[Data records]
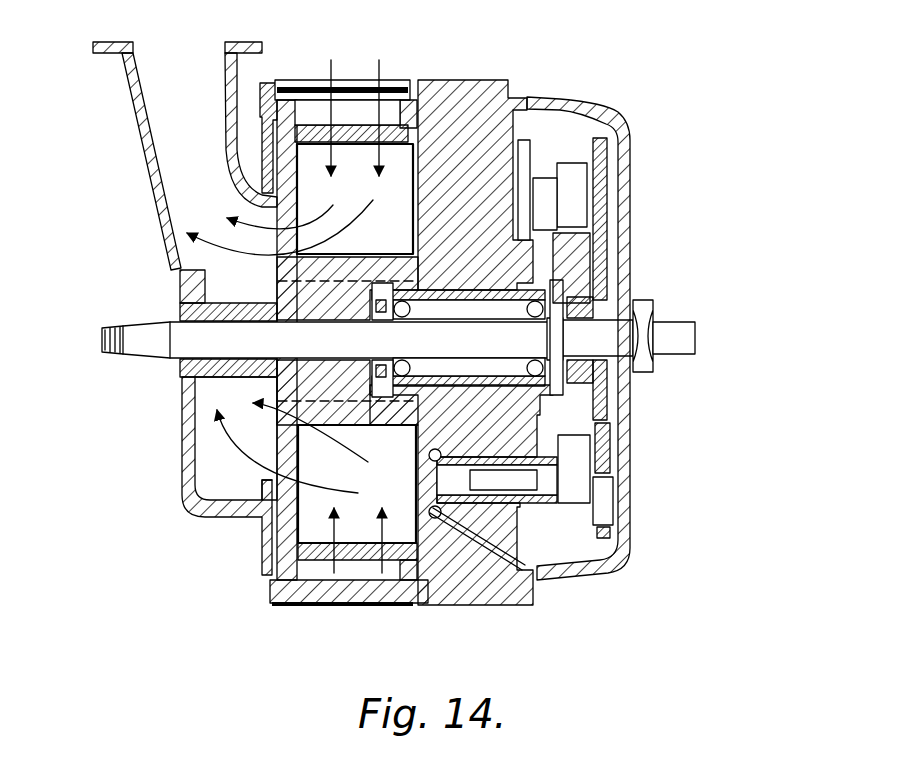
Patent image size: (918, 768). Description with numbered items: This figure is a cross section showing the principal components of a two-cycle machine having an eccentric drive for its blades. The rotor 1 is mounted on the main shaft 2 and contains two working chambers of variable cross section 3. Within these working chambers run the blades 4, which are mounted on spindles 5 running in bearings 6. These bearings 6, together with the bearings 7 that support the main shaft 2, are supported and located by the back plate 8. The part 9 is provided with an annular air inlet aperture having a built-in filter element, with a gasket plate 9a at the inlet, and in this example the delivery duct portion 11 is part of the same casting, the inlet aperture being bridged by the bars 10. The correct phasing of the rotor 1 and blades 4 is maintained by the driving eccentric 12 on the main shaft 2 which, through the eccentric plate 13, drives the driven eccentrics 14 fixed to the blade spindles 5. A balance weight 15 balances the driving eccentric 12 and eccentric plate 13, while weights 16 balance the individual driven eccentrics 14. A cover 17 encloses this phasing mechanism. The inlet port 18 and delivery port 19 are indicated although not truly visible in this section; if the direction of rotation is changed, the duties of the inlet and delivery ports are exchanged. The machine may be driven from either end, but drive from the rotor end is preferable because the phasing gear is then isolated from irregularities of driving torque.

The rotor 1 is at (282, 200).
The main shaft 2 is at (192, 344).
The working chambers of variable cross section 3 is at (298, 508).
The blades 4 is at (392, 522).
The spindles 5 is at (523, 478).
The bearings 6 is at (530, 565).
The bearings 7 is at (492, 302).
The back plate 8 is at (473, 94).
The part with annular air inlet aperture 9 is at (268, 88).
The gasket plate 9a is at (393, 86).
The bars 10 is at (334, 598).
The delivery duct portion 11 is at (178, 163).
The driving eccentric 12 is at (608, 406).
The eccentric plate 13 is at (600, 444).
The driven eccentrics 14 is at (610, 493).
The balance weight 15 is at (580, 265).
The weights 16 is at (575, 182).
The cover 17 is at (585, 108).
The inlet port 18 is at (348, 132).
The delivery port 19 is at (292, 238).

- _Problem requirements_:
Format the listing, from its start up to and including the line with "The main shaft 2 is at (192, 344).", as a Markdown table with the columns Row and Line, numbering each line and skipping blank lines. Leave the picture out.

- _Solution to the problem_:
| Row | Line |
|---|---|
| 1 | Patent image size: (918, 768). Description with numbered items: This figure is a cross section showing the principal components of a two-cycle machine having an eccentric drive for its blades. The rotor 1 is mounted on the main shaft 2 and contains two working chambers of variable cross section 3. Within these working chambers run the blades 4, which are mounted on spindles 5 running in bearings 6. These bearings 6, together with the bearings 7 that support the main shaft 2, are supported and located by the back plate 8. The part 9 is provided with an annular air inlet aperture having a built-in filter element, with a gasket plate 9a at the inlet, and in this example the delivery duct portion 11 is part of the same casting, the inlet aperture being bridged by the bars 10. The correct phasing of the rotor 1 and blades 4 is maintained by the driving eccentric 12 on the main shaft 2 which, through the eccentric plate 13, drives the driven eccentrics 14 fixed to the blade spindles 5. A balance weight 15 balances the driving eccentric 12 and eccentric plate 13, while weights 16 balance the individual driven eccentrics 14. A cover 17 encloses this phasing mechanism. The inlet port 18 and delivery port 19 are indicated although not truly visible in this section; if the direction of rotation is changed, the duties of the inlet and delivery ports are exchanged. The machine may be driven from either end, but drive from the rotor end is preferable because the phasing gear is then isolated from irregularities of driving torque. |
| 2 | The rotor 1 is at (282, 200). |
| 3 | The main shaft 2 is at (192, 344). |